**Data rows**.

[start]

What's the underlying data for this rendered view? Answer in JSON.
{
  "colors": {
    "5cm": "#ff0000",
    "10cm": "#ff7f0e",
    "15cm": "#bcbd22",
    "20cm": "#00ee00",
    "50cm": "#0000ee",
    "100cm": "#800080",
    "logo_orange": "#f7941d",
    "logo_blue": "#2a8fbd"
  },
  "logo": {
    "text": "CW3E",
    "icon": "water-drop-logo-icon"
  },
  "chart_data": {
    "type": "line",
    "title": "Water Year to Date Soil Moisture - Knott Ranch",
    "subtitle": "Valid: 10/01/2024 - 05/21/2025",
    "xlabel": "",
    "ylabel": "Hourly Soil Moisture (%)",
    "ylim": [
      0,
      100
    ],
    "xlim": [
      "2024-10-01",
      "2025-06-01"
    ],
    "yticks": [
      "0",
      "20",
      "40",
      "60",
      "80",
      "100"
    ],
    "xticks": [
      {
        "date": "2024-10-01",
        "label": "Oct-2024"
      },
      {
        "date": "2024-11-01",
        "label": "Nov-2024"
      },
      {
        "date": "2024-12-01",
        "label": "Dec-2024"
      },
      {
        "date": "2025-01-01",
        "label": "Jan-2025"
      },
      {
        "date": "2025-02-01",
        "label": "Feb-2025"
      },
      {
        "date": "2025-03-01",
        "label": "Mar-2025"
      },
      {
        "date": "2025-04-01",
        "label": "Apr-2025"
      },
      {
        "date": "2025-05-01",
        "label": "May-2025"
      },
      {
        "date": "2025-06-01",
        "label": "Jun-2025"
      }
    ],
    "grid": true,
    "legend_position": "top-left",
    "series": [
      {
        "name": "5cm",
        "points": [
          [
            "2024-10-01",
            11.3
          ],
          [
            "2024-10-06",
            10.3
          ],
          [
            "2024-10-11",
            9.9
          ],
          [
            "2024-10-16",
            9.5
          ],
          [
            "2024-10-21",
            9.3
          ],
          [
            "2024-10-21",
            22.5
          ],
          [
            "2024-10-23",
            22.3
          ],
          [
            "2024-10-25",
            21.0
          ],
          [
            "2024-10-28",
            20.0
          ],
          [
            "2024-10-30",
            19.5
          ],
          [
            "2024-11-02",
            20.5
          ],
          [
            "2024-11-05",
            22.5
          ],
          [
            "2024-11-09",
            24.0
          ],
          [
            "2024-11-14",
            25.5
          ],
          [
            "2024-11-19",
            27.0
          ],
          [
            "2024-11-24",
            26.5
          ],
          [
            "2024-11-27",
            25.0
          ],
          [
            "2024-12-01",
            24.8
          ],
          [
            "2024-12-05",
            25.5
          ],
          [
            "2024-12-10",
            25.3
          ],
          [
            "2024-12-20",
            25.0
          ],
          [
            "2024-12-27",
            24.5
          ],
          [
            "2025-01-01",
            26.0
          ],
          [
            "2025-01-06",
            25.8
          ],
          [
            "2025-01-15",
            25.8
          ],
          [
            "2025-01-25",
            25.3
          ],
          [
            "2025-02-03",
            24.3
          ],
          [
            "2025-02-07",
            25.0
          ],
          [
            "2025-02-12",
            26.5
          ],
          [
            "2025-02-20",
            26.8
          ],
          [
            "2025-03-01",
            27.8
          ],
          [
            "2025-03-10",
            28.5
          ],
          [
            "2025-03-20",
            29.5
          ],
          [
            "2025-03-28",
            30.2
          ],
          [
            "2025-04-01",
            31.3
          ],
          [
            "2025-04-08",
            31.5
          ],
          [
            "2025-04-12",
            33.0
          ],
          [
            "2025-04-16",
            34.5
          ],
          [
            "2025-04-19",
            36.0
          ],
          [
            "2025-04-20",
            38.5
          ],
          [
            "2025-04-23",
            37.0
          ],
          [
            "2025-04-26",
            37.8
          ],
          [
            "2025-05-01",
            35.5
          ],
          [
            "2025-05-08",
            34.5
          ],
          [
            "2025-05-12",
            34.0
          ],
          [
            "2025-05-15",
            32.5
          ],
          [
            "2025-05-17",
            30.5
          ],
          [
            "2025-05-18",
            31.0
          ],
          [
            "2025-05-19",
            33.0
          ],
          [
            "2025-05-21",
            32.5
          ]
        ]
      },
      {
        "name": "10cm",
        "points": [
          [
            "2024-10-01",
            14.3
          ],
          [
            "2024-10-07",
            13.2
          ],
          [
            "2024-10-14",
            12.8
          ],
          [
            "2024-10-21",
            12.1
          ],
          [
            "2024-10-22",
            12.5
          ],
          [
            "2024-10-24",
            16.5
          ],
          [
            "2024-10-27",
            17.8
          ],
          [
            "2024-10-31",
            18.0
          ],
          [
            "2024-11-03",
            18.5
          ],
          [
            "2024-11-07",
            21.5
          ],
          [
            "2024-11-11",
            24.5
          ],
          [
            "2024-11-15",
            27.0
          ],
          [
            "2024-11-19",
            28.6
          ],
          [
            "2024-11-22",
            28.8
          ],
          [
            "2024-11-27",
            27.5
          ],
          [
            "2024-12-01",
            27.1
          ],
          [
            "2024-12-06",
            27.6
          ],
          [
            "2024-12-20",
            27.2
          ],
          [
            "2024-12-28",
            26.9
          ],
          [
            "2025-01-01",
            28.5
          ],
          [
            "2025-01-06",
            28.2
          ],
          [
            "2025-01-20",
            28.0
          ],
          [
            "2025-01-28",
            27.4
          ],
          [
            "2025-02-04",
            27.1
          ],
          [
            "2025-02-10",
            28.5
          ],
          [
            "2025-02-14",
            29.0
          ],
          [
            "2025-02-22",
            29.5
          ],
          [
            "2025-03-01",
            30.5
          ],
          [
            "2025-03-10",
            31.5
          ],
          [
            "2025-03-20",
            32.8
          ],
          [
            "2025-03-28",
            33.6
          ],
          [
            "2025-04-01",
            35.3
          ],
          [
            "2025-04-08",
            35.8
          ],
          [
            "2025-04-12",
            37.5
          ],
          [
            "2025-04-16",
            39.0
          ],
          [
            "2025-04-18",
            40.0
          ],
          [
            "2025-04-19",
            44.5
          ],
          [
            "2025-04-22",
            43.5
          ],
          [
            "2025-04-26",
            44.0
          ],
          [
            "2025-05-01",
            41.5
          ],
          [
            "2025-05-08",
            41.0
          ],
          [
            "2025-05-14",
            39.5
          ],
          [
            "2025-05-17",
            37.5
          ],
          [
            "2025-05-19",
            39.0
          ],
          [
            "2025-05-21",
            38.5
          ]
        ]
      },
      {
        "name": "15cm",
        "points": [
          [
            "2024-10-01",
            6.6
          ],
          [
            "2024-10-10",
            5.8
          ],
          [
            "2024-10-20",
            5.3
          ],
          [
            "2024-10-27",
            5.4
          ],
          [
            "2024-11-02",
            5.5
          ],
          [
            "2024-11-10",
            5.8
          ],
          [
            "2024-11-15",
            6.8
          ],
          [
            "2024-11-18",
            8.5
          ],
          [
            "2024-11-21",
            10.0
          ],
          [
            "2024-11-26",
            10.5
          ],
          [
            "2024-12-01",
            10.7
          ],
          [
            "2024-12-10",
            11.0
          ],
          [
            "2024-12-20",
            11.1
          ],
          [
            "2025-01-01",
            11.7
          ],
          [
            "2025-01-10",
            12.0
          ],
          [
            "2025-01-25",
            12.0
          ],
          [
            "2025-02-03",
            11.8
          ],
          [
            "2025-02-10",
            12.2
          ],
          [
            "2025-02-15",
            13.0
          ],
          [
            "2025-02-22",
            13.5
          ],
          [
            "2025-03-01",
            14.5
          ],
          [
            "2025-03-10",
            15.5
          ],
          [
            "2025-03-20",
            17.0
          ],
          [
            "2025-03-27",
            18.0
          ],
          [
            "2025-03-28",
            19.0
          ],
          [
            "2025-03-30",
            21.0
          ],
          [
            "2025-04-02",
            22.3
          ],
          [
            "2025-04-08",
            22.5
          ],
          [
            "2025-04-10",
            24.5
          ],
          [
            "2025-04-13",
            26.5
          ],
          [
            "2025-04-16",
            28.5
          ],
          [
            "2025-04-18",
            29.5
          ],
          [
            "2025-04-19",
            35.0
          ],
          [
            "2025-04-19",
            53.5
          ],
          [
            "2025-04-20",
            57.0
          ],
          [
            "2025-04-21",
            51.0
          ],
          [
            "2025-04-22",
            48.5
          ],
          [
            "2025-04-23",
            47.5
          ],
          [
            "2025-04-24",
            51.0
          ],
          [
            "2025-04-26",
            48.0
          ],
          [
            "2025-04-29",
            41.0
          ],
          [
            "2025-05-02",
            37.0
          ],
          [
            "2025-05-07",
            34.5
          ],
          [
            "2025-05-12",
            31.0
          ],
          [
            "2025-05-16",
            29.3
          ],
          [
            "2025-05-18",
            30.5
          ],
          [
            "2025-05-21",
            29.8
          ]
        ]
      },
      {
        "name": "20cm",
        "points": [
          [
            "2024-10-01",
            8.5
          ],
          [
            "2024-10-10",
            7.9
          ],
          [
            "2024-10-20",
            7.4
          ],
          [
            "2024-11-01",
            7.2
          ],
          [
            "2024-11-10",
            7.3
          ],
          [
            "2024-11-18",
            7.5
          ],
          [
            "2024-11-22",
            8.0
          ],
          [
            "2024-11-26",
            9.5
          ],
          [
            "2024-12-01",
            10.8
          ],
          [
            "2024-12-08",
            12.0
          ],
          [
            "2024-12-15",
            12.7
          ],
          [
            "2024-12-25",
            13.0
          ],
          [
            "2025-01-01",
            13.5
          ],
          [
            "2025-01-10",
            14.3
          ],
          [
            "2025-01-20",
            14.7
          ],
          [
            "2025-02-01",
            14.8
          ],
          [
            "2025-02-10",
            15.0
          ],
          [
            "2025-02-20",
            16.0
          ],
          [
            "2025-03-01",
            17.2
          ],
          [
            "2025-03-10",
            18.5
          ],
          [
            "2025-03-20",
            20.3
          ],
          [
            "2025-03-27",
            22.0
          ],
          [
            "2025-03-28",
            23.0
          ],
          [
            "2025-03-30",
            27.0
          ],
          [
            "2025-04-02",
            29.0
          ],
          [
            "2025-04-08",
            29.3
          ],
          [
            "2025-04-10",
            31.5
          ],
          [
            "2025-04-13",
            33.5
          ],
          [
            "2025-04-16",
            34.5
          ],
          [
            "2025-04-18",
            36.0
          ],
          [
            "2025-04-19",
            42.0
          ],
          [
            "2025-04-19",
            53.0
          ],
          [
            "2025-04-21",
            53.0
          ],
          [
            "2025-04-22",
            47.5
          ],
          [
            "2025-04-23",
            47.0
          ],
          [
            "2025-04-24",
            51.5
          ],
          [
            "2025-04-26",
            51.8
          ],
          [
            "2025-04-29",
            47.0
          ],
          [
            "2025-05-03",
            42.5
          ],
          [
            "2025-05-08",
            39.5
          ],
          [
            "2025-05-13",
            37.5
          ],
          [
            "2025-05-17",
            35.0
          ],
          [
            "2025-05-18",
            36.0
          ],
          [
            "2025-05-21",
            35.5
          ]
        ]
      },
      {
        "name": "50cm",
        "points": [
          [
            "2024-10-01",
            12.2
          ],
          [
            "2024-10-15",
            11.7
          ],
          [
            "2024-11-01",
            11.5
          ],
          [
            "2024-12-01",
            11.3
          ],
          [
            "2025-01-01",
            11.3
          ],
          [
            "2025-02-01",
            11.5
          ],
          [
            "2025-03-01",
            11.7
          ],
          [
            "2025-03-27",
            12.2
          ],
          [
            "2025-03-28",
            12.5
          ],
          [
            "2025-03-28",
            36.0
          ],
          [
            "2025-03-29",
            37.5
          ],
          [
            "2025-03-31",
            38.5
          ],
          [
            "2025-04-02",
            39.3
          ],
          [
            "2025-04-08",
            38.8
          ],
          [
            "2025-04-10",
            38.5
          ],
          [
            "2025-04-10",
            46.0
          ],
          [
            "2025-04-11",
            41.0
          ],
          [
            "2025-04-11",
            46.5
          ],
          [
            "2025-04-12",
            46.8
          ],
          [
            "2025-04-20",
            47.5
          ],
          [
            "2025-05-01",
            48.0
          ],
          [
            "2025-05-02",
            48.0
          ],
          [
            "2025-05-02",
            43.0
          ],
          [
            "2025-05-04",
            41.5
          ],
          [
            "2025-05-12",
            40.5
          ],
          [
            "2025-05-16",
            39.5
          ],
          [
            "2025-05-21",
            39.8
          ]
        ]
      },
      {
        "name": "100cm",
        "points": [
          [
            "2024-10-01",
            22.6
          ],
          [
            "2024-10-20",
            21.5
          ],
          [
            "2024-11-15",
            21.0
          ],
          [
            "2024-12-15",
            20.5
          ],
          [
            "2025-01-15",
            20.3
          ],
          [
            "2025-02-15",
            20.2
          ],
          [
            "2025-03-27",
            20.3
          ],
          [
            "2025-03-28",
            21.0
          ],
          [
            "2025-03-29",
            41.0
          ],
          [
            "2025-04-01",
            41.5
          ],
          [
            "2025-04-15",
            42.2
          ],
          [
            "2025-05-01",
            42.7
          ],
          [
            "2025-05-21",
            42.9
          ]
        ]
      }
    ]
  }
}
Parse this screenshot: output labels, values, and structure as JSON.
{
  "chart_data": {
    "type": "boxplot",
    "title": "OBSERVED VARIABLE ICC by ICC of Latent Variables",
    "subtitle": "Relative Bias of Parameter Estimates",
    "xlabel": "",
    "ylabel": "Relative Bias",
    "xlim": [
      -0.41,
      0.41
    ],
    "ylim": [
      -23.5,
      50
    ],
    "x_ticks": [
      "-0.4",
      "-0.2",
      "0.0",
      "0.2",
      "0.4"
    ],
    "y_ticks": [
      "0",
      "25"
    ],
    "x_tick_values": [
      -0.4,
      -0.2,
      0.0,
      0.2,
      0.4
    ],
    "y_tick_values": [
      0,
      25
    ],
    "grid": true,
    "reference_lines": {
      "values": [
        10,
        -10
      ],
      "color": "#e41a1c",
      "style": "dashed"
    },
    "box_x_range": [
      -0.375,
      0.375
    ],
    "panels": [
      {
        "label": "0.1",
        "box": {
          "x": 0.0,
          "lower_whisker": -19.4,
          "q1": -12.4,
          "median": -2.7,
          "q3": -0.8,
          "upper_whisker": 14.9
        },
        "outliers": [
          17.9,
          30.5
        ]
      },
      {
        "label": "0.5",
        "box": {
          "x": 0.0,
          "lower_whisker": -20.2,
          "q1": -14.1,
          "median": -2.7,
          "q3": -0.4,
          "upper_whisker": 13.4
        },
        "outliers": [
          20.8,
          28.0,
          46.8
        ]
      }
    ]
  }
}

[end]

From the records, copy every line that has the string "subtitle" in it.

**Reply to the task**.
    "subtitle": "Valid: 10/01/2024 - 05/21/2025",
    "subtitle": "Relative Bias of Parameter Estimates",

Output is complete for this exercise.